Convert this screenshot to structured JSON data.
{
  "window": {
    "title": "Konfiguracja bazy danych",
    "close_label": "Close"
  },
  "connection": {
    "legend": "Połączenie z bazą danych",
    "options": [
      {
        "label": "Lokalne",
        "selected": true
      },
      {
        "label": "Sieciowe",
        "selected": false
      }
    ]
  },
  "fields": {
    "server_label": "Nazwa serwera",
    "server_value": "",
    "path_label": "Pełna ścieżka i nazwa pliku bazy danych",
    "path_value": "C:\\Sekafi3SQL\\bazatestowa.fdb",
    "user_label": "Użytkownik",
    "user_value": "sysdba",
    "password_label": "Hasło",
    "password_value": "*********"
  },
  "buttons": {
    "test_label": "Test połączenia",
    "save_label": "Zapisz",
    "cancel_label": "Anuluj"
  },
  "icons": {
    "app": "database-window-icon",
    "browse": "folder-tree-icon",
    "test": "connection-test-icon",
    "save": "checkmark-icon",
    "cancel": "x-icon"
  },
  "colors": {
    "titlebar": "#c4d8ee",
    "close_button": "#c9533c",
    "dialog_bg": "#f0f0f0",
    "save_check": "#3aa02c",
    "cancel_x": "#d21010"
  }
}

WHAT THE TASK REQUIRES
Print the records above in full, exactly.

SOLUTION
Convert this screenshot to structured JSON data.
{
  "window": {
    "title": "Konfiguracja bazy danych",
    "close_label": "Close"
  },
  "connection": {
    "legend": "Połączenie z bazą danych",
    "options": [
      {
        "label": "Lokalne",
        "selected": true
      },
      {
        "label": "Sieciowe",
        "selected": false
      }
    ]
  },
  "fields": {
    "server_label": "Nazwa serwera",
    "server_value": "",
    "path_label": "Pełna ścieżka i nazwa pliku bazy danych",
    "path_value": "C:\\Sekafi3SQL\\bazatestowa.fdb",
    "user_label": "Użytkownik",
    "user_value": "sysdba",
    "password_label": "Hasło",
    "password_value": "*********"
  },
  "buttons": {
    "test_label": "Test połączenia",
    "save_label": "Zapisz",
    "cancel_label": "Anuluj"
  },
  "icons": {
    "app": "database-window-icon",
    "browse": "folder-tree-icon",
    "test": "connection-test-icon",
    "save": "checkmark-icon",
    "cancel": "x-icon"
  },
  "colors": {
    "titlebar": "#c4d8ee",
    "close_button": "#c9533c",
    "dialog_bg": "#f0f0f0",
    "save_check": "#3aa02c",
    "cancel_x": "#d21010"
  }
}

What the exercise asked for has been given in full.